__Stated problem__: Starting at the line that contains "y-axis-title: Number of" and continuing through the end of the records, write out those lines as a numbered list, skipping any blank lines.

[Data records]
--- start ---

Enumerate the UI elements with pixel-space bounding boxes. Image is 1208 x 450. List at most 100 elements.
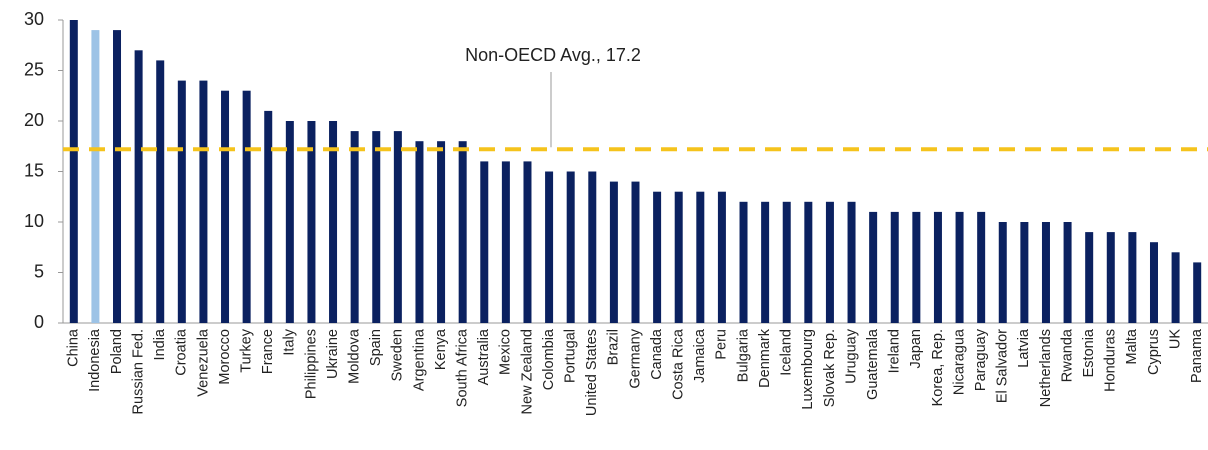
bar [415, 141, 424, 323]
bar [134, 50, 143, 324]
x-tick-label: Ireland [887, 329, 903, 373]
bar [1063, 222, 1072, 323]
x-tick-label: Estonia [1081, 328, 1097, 377]
x-tick-label: Sweden [390, 329, 406, 381]
bar [847, 201, 856, 323]
x-tick-label: Luxembourg [800, 329, 816, 410]
bar [1128, 232, 1137, 323]
bar [156, 60, 165, 324]
bar [372, 131, 381, 323]
bar [199, 80, 208, 323]
bar [804, 201, 813, 323]
bar [653, 191, 662, 323]
x-tick-label: Iceland [779, 329, 795, 376]
bar [1193, 262, 1202, 323]
bar [545, 171, 554, 323]
bar [825, 201, 834, 323]
x-tick-label: Bulgaria [735, 328, 751, 382]
y-tick-label: 25 [24, 59, 44, 79]
x-tick-label: China [66, 328, 82, 367]
bar [977, 211, 986, 323]
x-tick-label: South Africa [454, 328, 470, 407]
bar [1171, 252, 1180, 323]
bar [890, 211, 899, 323]
bar [307, 121, 316, 323]
x-tick-label: Australia [476, 328, 492, 385]
bar [609, 181, 618, 323]
x-tick-label: Russian Fed. [130, 329, 146, 414]
bar [458, 141, 467, 323]
x-tick-label: Spain [368, 329, 384, 366]
bar [501, 161, 510, 323]
y-tick-label: 30 [24, 9, 44, 29]
bar [588, 171, 597, 323]
bar [933, 211, 942, 323]
bar [696, 191, 705, 323]
bar [674, 191, 683, 323]
bar [350, 131, 359, 323]
x-tick-label: Italy [282, 328, 298, 355]
x-tick-label: Canada [649, 328, 665, 380]
y-tick-label: 10 [24, 211, 44, 231]
x-tick-label: Kenya [433, 328, 449, 370]
x-tick-label: Malta [1124, 328, 1140, 364]
bar [761, 201, 770, 323]
x-tick-label: Latvia [1016, 328, 1032, 368]
x-tick-label: Mexico [498, 329, 514, 375]
y-tick-label: 5 [34, 261, 44, 281]
x-tick-label: Germany [627, 328, 643, 388]
x-tick-label: Panama [1189, 328, 1205, 383]
x-tick-label: Uruguay [843, 328, 859, 384]
x-tick-label: Slovak Rep. [822, 329, 838, 407]
x-tick-label: Argentina [411, 328, 427, 391]
x-tick-label: Philippines [303, 329, 319, 399]
bar [523, 161, 532, 323]
bar [329, 121, 338, 323]
x-tick-label: Croatia [174, 328, 190, 376]
bar [717, 191, 726, 323]
x-tick-label: New Zealand [519, 329, 535, 414]
x-tick-label: Ukraine [325, 329, 341, 379]
x-tick-label: Brazil [606, 329, 622, 365]
bar [1085, 232, 1094, 323]
x-tick-label: Korea, Rep. [930, 329, 946, 406]
x-tick-label: Venezuela [195, 328, 211, 397]
reference-label: Non-OECD Avg., 17.2 [465, 45, 641, 65]
x-tick-label: Poland [109, 329, 125, 374]
x-tick-label: Costa Rica [671, 328, 687, 400]
x-tick-label: France [260, 329, 276, 374]
bar [631, 181, 640, 323]
bar [437, 141, 446, 323]
bar [1020, 222, 1029, 323]
x-tick-label: UK [1167, 329, 1183, 349]
x-tick-label: Colombia [541, 328, 557, 390]
bar [69, 20, 78, 323]
bar [782, 201, 791, 323]
bar [91, 30, 100, 323]
bar [955, 211, 964, 323]
bar [242, 90, 251, 323]
x-tick-label: Turkey [238, 328, 254, 373]
bar [113, 30, 122, 323]
bar [566, 171, 575, 323]
y-tick-label: 0 [34, 312, 44, 332]
bar [1106, 232, 1115, 323]
x-tick-label: Netherlands [1038, 329, 1054, 407]
bar [998, 222, 1007, 323]
bar [285, 121, 294, 323]
x-tick-label: India [152, 328, 168, 360]
x-tick-label: Denmark [757, 328, 773, 388]
x-tick-label: Jamaica [692, 328, 708, 383]
bar [1041, 222, 1050, 323]
y-tick-label: 20 [24, 110, 44, 130]
x-tick-label: El Salvador [995, 329, 1011, 403]
x-tick-label: Paraguay [973, 328, 989, 391]
x-tick-label: Portugal [563, 329, 579, 383]
bar [221, 90, 230, 323]
x-tick-label: Moldova [346, 328, 362, 384]
x-tick-label: Honduras [1103, 329, 1119, 392]
x-tick-label: Peru [714, 329, 730, 360]
bar [912, 211, 921, 323]
bar [1149, 242, 1158, 323]
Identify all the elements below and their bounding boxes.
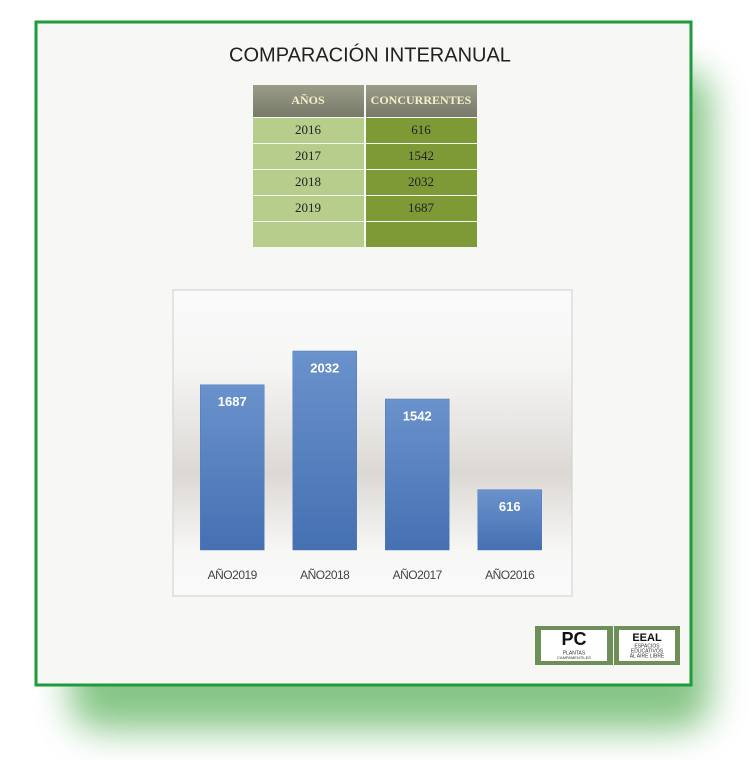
table-cell <box>366 170 477 195</box>
x-tick-label: AÑO2019 <box>208 568 258 582</box>
logo: PC PLANTAS CAMPAMENTILES EEAL ESPACIOS E… <box>535 626 680 665</box>
logo-mark: PC <box>561 629 586 649</box>
table-cell <box>253 170 364 195</box>
cell-text: 1542 <box>408 148 434 163</box>
data-label: 616 <box>499 499 521 514</box>
logo-text: EDUCATIVOS <box>631 648 664 654</box>
header-cell <box>253 85 364 117</box>
logo-mark: EEAL <box>632 632 662 644</box>
logo-inner <box>619 630 675 661</box>
x-tick-label: AÑO2016 <box>485 568 535 582</box>
cell-text: 2016 <box>295 122 322 137</box>
header-cell <box>366 85 477 117</box>
bar <box>477 489 542 551</box>
cell-text: 2032 <box>408 174 434 189</box>
table: AÑOS CONCURRENTES 2016 616 2017 1542 2018 203… <box>253 85 477 247</box>
table-rows: 2016 616 2017 1542 2018 2032 2019 1687 <box>253 118 477 221</box>
logo-text: PLANTAS <box>563 650 586 656</box>
x-tick-label: AÑO2018 <box>300 568 350 582</box>
table-cell <box>253 118 364 143</box>
cell-text: 2018 <box>295 174 321 189</box>
cell-text: 616 <box>411 122 431 137</box>
chart: 1687 AÑO2019 2032 AÑO2018 1542 AÑO2017 616 AÑO2… <box>200 350 542 582</box>
table-cell <box>366 118 477 143</box>
bar <box>385 398 450 551</box>
data-label: 1542 <box>403 408 432 423</box>
table-cell <box>366 196 477 221</box>
bar <box>292 350 357 551</box>
header-text: AÑOS <box>291 93 325 107</box>
bar <box>200 384 265 551</box>
table-cell <box>253 196 364 221</box>
logo-text: AL AIRE LIBRE <box>630 653 665 659</box>
table-cell <box>366 144 477 169</box>
header-text: CONCURRENTES <box>371 93 472 107</box>
empty-cell <box>253 222 364 247</box>
cell-text: 1687 <box>408 200 435 215</box>
cell-text: 2017 <box>295 148 322 163</box>
logo-text: ESPACIOS <box>634 643 660 649</box>
cell-text: 2019 <box>295 200 321 215</box>
empty-cell <box>366 222 477 247</box>
logo-inner <box>541 630 607 661</box>
title: COMPARACIÓN INTERANUAL <box>229 43 511 66</box>
table-cell <box>253 144 364 169</box>
x-tick-label: AÑO2017 <box>393 568 443 582</box>
data-label: 2032 <box>310 360 339 375</box>
logo-text: CAMPAMENTILES <box>557 655 591 660</box>
data-label: 1687 <box>218 394 247 409</box>
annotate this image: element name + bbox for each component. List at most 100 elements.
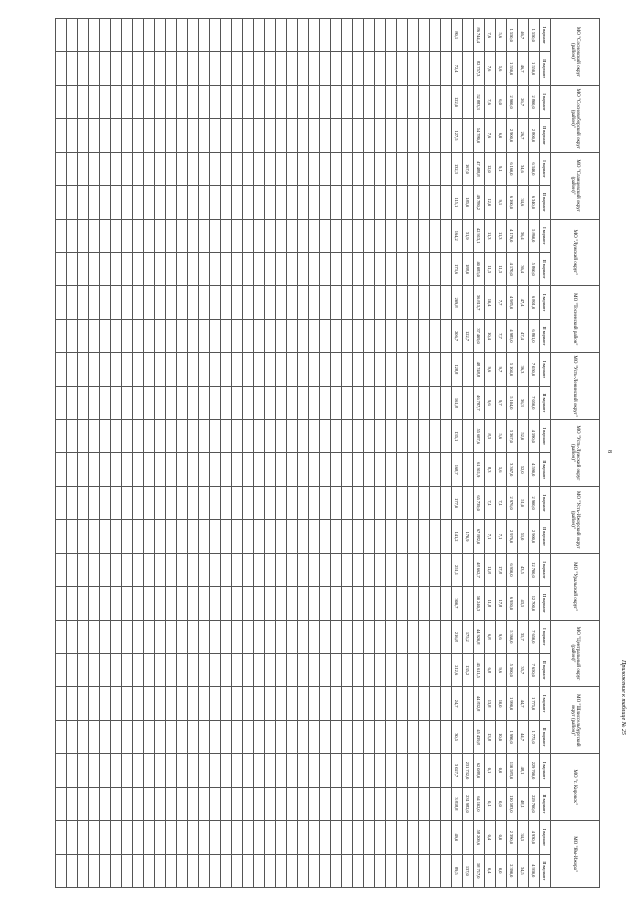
blank-cell [363, 820, 375, 855]
blank-cell [440, 620, 452, 654]
blank-cell [363, 18, 375, 52]
cell: 7 650,0 [528, 620, 540, 654]
blank-cell [374, 452, 386, 487]
blank-row [396, 18, 408, 888]
blank-cell [264, 586, 276, 621]
blank-cell [154, 720, 166, 754]
blank-cell [176, 653, 188, 687]
variant-header: II вариант [539, 185, 551, 220]
blank-cell [264, 85, 276, 119]
blank-cell [264, 486, 276, 520]
data-row: 1 550,0 1 550,0 2 800,0 2 800,0 6 340,0 6 340… [528, 18, 540, 888]
blank-cell [55, 620, 67, 654]
blank-cell [66, 319, 78, 353]
cell: 2 900,0 [506, 118, 518, 153]
blank-cell [209, 252, 221, 286]
blank-cell [176, 252, 188, 286]
data-row: 86 744,4 82 757,3 52 883,3 54 780,0 47 488,8… [473, 18, 485, 888]
blank-cell [154, 386, 166, 420]
blank-cell [429, 753, 441, 788]
blank-cell [374, 85, 386, 119]
cell: 4 590,0 [528, 452, 540, 487]
blank-cell [286, 51, 298, 86]
blank-cell [440, 85, 452, 119]
blank-cell [143, 185, 155, 220]
blank-cell [209, 553, 221, 587]
blank-cell [220, 18, 232, 52]
blank-row [352, 18, 364, 888]
blank-cell [110, 486, 122, 520]
blank-cell [297, 419, 309, 453]
blank-cell [66, 720, 78, 754]
blank-cell [418, 720, 430, 754]
blank-cell [352, 18, 364, 52]
blank-cell [264, 854, 276, 888]
blank-cell [176, 219, 188, 253]
blank-cell [88, 185, 100, 220]
cell: 5,6 [495, 18, 507, 52]
blank-cell [308, 185, 320, 220]
blank-cell [374, 152, 386, 186]
cell [462, 452, 474, 487]
blank-cell [55, 85, 67, 119]
blank-cell [330, 553, 342, 587]
blank-cell [176, 419, 188, 453]
blank-cell [231, 620, 243, 654]
cell: 11,8 [484, 586, 496, 621]
blank-cell [176, 854, 188, 888]
blank-cell [209, 285, 221, 320]
blank-cell [143, 519, 155, 554]
blank-cell [440, 519, 452, 554]
blank-cell [429, 185, 441, 220]
blank-cell [231, 686, 243, 721]
cell: 2 976,0 [506, 486, 518, 520]
blank-cell [330, 854, 342, 888]
blank-cell [55, 653, 67, 687]
cell: 12,0 [484, 185, 496, 220]
blank-cell [429, 219, 441, 253]
blank-cell [319, 185, 331, 220]
cell [462, 285, 474, 320]
blank-cell [429, 319, 441, 353]
blank-cell [66, 152, 78, 186]
blank-cell [66, 753, 78, 788]
blank-row [330, 18, 342, 888]
blank-cell [297, 486, 309, 520]
blank-cell [297, 686, 309, 721]
variant-header: II вариант [539, 854, 551, 888]
blank-cell [187, 152, 199, 186]
blank-cell [165, 686, 177, 721]
blank-cell [440, 319, 452, 353]
blank-cell [330, 820, 342, 855]
blank-cell [88, 854, 100, 888]
blank-cell [66, 252, 78, 286]
cell: 6 801,0 [528, 319, 540, 353]
blank-cell [396, 51, 408, 86]
blank-cell [374, 352, 386, 387]
blank-cell [99, 419, 111, 453]
blank-cell [77, 686, 89, 721]
blank-cell [374, 620, 386, 654]
blank-cell [99, 152, 111, 186]
blank-cell [286, 787, 298, 821]
blank-cell [341, 219, 353, 253]
cell: 6 950,0 [506, 586, 518, 621]
blank-cell [77, 118, 89, 153]
cell: 7,1 [495, 519, 507, 554]
blank-cell [440, 486, 452, 520]
blank-cell [407, 653, 419, 687]
cell: 127,5 [451, 118, 463, 153]
blank-cell [110, 118, 122, 153]
blank-cell [286, 519, 298, 554]
blank-cell [341, 452, 353, 487]
blank-cell [264, 219, 276, 253]
cell: 6 340,0 [528, 152, 540, 186]
blank-cell [319, 152, 331, 186]
blank-cell [187, 620, 199, 654]
blank-cell [374, 118, 386, 153]
blank-cell [297, 352, 309, 387]
blank-cell [209, 51, 221, 86]
blank-cell [341, 854, 353, 888]
cell: 30,5 [451, 720, 463, 754]
cell: 7,1 [495, 486, 507, 520]
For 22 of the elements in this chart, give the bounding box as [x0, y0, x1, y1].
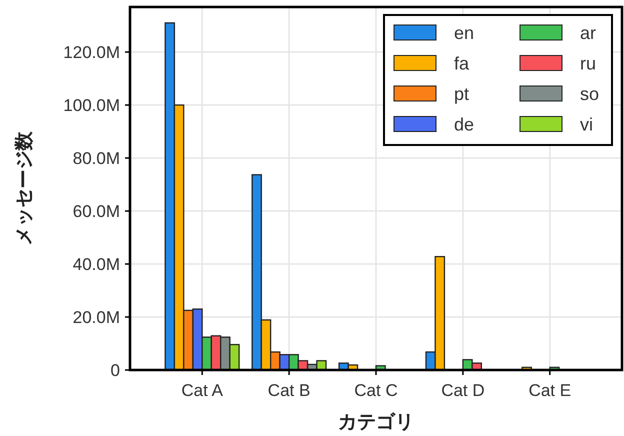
y-tick-label: 40.0M: [72, 255, 120, 274]
y-tick-label: 20.0M: [72, 308, 120, 328]
x-tick-label: Cat A: [181, 381, 224, 400]
x-tick-label: Cat E: [528, 381, 572, 400]
legend-label: ar: [580, 23, 596, 43]
y-tick-label: 60.0M: [72, 202, 120, 222]
legend-label: pt: [454, 84, 470, 104]
y-tick-label: 0: [110, 361, 120, 380]
x-axis-title: カテゴリ: [338, 412, 414, 433]
y-tick-label: 100.0M: [63, 96, 120, 116]
legend-label: de: [454, 114, 474, 134]
legend-label: fa: [454, 54, 470, 74]
x-tick-label: Cat B: [268, 381, 310, 400]
legend-label: ru: [580, 54, 596, 74]
y-tick-label: 120.0M: [63, 43, 120, 62]
legend-label: en: [454, 23, 474, 43]
x-tick-label: Cat D: [441, 381, 485, 400]
legend-label: vi: [580, 114, 593, 134]
y-tick-label: 80.0M: [72, 149, 120, 168]
y-axis-title: メッセージ数: [14, 130, 35, 246]
x-tick-label: Cat C: [354, 381, 398, 400]
legend-label: so: [580, 84, 600, 104]
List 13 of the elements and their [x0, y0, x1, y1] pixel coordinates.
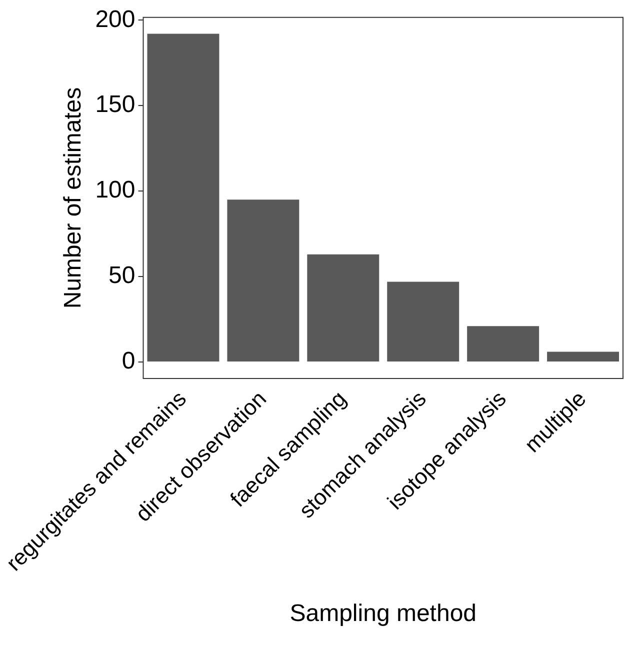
y-axis-title: Number of estimates [59, 87, 86, 309]
bar [547, 352, 619, 362]
bar [387, 282, 460, 362]
y-tick-label: 50 [108, 262, 136, 290]
bar [467, 326, 540, 362]
x-axis-title: Sampling method [290, 600, 477, 628]
y-tick-label: 200 [95, 6, 136, 33]
bar [307, 254, 380, 362]
bar [227, 200, 300, 362]
bar [147, 34, 220, 362]
y-tick-label: 100 [95, 176, 136, 204]
y-tick-label: 150 [95, 91, 136, 118]
y-tick-label: 0 [122, 348, 136, 375]
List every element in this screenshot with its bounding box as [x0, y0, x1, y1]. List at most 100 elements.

--- end ---

__Result for this task__:
1. y-axis-title: Number of estimates [59, 87, 86, 309]
2. bar [547, 352, 619, 362]
3. bar [387, 282, 460, 362]
4. y-tick-label: 50 [108, 262, 136, 290]
5. bar [467, 326, 540, 362]
6. x-axis-title: Sampling method [290, 600, 477, 628]
7. y-tick-label: 200 [95, 6, 136, 33]
8. bar [307, 254, 380, 362]
9. bar [227, 200, 300, 362]
10. bar [147, 34, 220, 362]
11. y-tick-label: 100 [95, 176, 136, 204]
12. y-tick-label: 150 [95, 91, 136, 118]
13. y-tick-label: 0 [122, 348, 136, 375]
14. List every element in this screenshot with its bounding box as [x0, y0, x1, y1]. List at most 100 elements.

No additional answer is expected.